Figure record listings
>> start
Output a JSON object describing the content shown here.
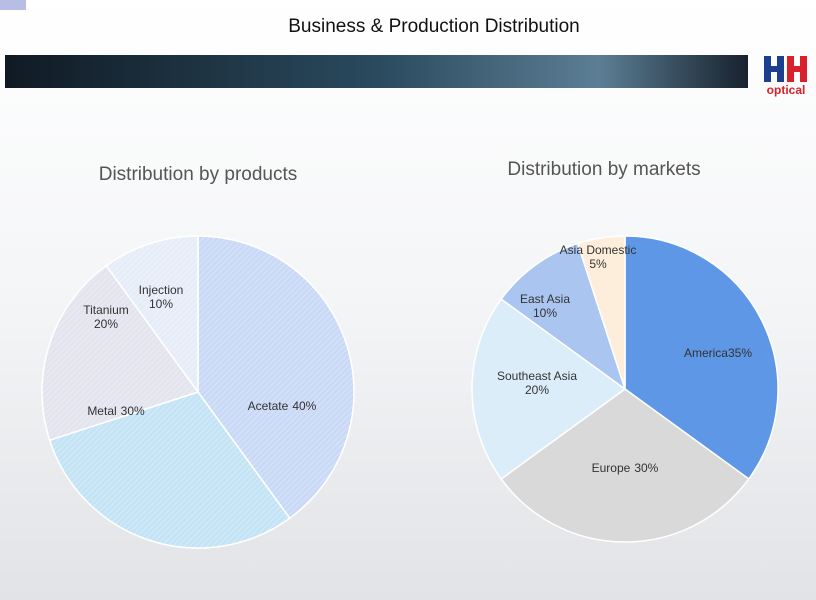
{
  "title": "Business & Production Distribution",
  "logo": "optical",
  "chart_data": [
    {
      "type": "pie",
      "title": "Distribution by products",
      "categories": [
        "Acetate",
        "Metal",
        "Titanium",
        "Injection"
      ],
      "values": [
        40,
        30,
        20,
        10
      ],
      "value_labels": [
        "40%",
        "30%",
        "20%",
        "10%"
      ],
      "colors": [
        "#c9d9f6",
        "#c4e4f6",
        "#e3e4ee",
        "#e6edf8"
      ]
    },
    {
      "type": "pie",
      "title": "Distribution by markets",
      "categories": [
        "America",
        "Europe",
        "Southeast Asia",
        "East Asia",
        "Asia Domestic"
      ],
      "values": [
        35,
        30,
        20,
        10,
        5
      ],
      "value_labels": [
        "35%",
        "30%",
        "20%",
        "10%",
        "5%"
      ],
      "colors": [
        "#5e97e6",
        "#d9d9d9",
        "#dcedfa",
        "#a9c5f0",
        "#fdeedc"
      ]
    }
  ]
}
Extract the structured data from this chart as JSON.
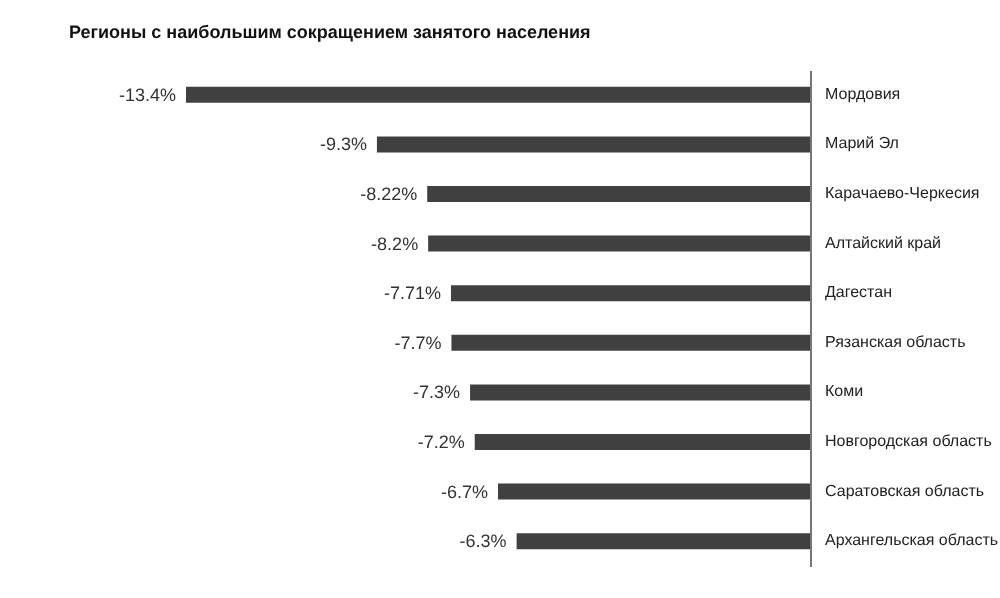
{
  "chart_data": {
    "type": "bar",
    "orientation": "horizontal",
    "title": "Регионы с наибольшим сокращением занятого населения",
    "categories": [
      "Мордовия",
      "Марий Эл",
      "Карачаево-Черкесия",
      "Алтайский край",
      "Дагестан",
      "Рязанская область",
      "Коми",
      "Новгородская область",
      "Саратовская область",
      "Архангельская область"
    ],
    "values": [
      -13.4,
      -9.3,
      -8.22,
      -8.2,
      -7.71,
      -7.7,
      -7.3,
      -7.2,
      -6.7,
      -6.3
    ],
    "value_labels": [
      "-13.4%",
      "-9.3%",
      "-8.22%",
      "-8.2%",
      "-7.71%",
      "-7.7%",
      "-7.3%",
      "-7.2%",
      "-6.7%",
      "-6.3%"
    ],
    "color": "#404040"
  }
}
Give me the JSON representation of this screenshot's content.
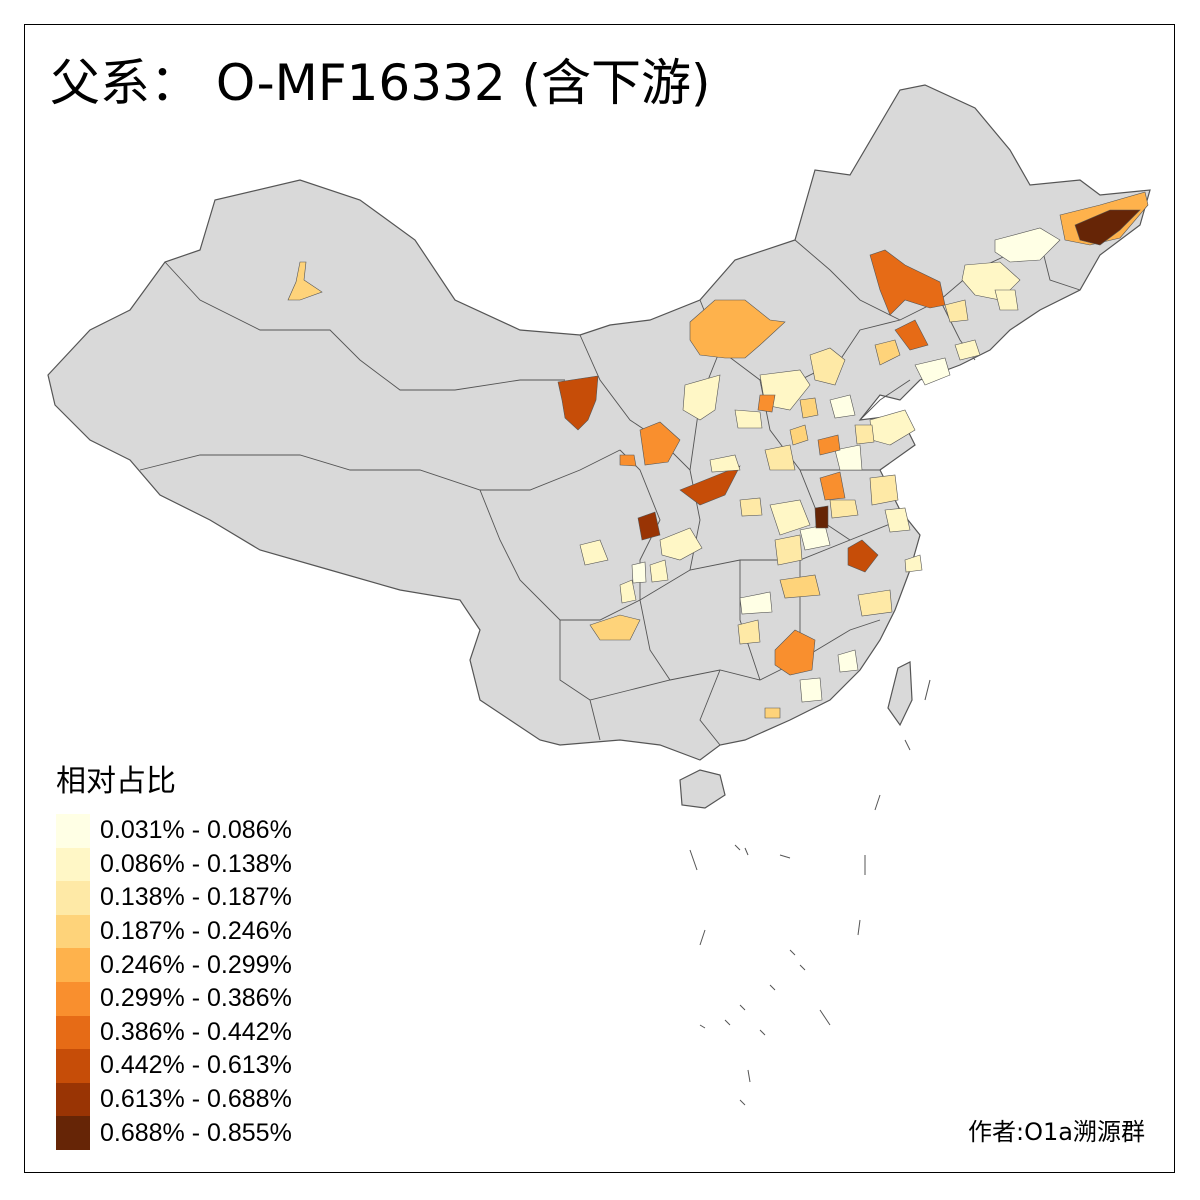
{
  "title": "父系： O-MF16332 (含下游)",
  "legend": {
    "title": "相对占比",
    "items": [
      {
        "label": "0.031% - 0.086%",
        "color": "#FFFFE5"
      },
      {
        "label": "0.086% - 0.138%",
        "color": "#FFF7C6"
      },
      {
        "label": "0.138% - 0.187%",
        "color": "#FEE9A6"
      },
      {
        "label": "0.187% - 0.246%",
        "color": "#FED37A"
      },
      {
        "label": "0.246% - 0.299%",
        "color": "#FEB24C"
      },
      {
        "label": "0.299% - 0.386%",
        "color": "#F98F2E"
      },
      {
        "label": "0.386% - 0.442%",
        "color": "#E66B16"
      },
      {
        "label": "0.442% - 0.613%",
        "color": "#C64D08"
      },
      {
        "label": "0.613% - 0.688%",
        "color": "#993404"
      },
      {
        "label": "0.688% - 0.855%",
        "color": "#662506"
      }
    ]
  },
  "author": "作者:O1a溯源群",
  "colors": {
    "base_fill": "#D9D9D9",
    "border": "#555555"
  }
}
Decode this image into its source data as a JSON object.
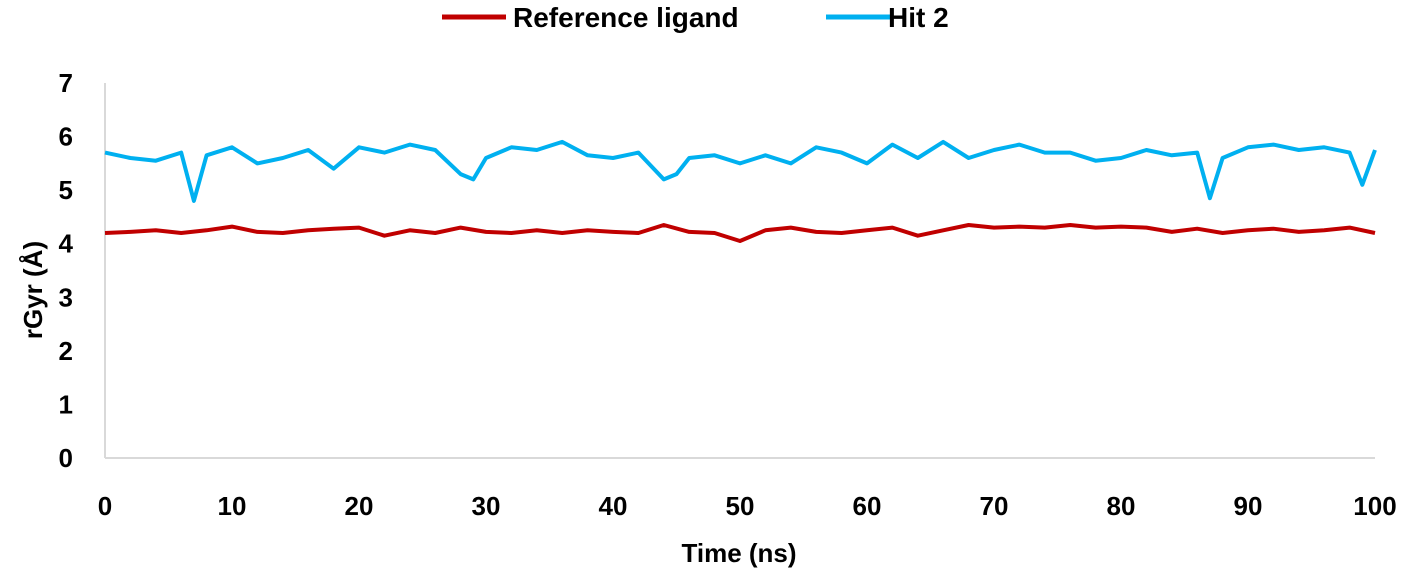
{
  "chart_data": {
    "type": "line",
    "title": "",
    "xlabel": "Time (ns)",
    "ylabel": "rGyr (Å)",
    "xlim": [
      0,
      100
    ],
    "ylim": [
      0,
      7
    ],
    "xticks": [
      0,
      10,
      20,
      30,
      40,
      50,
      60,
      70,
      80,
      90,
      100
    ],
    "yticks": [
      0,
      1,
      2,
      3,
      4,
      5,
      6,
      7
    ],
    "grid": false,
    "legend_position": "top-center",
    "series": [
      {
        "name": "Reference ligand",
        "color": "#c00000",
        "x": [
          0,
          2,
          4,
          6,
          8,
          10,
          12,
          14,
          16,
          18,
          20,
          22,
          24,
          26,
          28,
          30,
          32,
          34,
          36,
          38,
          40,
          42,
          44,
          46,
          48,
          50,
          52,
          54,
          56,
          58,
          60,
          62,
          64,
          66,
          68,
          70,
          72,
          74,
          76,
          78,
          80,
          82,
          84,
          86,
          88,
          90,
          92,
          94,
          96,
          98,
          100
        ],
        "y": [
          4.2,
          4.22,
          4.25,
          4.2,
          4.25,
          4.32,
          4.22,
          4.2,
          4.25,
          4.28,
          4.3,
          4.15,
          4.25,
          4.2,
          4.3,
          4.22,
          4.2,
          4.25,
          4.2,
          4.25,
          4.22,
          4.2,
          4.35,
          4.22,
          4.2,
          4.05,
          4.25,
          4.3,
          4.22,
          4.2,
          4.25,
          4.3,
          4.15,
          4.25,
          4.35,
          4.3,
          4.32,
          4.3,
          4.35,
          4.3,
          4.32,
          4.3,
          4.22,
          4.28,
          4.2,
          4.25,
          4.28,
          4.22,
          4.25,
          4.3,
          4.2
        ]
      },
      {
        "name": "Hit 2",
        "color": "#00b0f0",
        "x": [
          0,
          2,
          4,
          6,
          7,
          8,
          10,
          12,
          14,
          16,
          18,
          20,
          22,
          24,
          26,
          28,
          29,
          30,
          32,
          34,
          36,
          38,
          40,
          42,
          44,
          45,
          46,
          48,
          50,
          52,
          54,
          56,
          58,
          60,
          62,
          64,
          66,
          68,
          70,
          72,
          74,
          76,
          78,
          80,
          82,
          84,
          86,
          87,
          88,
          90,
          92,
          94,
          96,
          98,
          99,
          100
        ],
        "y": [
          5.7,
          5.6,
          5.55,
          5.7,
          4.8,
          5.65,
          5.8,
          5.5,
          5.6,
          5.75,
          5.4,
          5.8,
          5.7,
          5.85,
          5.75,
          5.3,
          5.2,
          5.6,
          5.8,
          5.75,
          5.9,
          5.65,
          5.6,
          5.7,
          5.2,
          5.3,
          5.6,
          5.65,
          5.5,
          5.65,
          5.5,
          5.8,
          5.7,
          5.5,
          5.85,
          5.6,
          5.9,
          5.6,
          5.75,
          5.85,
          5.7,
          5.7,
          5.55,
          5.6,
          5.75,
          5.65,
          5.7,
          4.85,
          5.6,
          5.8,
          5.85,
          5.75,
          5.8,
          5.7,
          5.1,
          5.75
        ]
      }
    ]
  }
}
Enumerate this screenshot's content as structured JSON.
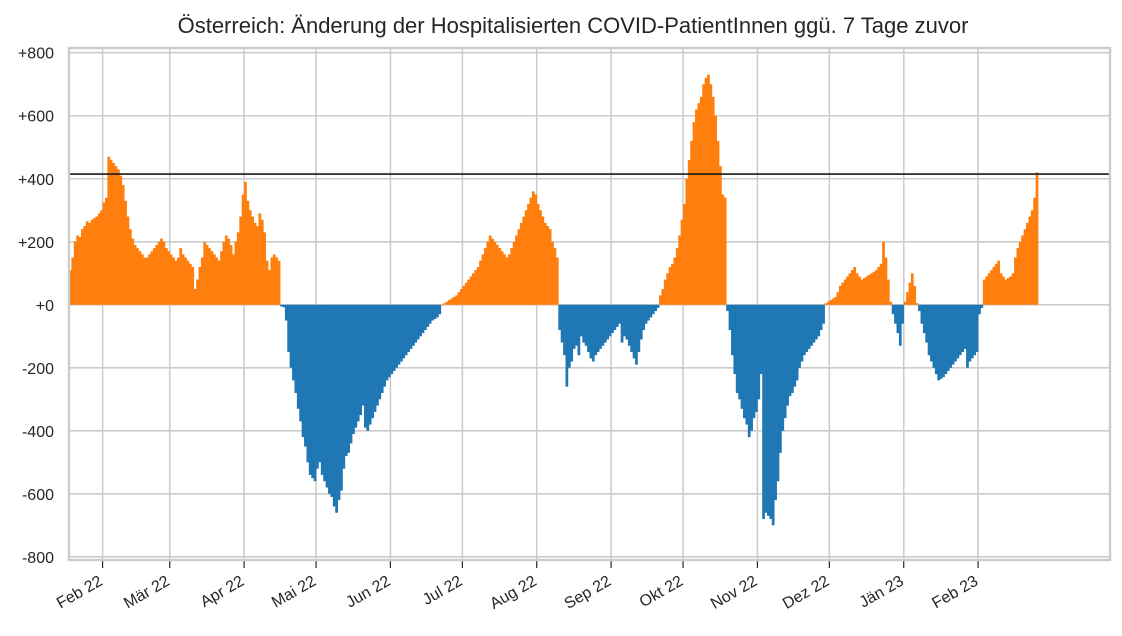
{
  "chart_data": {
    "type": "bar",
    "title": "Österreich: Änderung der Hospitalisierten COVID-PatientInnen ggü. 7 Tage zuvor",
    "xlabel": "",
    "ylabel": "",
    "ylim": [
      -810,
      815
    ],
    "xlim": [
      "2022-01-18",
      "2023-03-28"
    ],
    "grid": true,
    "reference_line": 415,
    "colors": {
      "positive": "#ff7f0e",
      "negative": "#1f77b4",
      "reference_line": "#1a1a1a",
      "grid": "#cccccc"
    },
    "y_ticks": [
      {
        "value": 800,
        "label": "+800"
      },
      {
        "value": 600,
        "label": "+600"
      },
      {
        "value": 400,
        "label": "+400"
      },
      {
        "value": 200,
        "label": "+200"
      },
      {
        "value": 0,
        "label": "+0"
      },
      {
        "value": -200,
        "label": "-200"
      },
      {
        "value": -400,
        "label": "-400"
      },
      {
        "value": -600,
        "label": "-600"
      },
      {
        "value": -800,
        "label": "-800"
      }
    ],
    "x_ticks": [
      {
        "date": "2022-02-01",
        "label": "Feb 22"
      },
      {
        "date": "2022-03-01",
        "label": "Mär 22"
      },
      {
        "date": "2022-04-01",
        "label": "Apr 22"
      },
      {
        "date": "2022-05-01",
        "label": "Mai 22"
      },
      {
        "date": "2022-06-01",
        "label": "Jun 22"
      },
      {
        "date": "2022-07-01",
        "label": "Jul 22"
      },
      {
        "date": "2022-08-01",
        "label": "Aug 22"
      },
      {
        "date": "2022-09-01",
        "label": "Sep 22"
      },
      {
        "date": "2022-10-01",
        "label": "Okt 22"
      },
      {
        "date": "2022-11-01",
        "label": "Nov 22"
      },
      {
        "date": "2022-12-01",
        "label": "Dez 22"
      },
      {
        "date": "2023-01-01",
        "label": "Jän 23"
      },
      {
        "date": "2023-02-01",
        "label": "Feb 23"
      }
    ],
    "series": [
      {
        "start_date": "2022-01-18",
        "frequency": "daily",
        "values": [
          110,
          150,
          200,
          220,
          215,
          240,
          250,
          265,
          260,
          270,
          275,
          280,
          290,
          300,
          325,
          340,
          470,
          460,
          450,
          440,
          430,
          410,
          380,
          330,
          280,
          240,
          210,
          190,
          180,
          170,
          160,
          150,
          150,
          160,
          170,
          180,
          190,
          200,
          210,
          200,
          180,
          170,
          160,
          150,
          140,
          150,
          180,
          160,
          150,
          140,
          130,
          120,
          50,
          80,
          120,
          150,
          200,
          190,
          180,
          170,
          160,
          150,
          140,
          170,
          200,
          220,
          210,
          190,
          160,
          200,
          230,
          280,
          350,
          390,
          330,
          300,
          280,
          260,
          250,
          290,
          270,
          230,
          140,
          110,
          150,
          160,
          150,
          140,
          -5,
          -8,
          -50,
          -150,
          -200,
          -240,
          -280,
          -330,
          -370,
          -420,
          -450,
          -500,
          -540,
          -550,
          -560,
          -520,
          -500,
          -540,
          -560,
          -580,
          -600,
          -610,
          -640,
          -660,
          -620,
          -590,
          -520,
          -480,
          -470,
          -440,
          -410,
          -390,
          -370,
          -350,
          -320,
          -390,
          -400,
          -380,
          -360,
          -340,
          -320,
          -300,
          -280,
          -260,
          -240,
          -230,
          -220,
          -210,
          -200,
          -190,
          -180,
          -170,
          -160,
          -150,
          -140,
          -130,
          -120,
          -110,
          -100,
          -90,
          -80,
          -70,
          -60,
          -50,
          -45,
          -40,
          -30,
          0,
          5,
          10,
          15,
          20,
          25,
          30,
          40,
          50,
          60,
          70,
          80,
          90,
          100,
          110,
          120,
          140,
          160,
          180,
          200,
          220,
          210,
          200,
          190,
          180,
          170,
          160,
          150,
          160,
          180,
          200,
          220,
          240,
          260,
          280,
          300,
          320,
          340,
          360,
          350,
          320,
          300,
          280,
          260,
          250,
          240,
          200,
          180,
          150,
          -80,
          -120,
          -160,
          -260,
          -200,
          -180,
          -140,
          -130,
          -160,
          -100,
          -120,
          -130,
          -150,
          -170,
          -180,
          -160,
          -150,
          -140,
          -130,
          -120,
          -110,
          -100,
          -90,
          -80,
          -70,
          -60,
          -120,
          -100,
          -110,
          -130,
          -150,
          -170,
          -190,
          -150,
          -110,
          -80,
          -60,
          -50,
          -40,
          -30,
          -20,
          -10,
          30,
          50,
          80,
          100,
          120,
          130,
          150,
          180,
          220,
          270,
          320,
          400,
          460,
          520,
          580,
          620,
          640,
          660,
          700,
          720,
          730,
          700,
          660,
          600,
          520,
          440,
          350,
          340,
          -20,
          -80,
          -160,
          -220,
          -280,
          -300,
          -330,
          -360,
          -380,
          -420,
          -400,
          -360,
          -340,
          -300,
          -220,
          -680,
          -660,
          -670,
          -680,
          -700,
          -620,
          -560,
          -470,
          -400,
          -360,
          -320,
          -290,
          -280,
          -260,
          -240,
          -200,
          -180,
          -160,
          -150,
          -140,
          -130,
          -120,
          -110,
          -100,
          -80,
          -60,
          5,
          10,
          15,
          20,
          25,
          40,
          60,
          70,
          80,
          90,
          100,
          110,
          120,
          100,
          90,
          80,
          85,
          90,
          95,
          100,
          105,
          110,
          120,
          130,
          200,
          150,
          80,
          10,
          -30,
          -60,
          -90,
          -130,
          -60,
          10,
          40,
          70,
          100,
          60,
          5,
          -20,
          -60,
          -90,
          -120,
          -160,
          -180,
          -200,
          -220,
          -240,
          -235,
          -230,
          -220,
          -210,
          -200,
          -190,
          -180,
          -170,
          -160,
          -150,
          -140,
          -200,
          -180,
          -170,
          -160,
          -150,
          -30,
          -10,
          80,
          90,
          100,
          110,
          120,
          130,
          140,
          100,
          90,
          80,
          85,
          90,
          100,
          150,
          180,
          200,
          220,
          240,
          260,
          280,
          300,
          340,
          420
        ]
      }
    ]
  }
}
>> end
## Written exercise
Copy each line of the data above that holds "screenshot".

## Output for this exercise
Give me the JSON representation of this screenshot's content.
Enumerate this screenshot's content as structured JSON.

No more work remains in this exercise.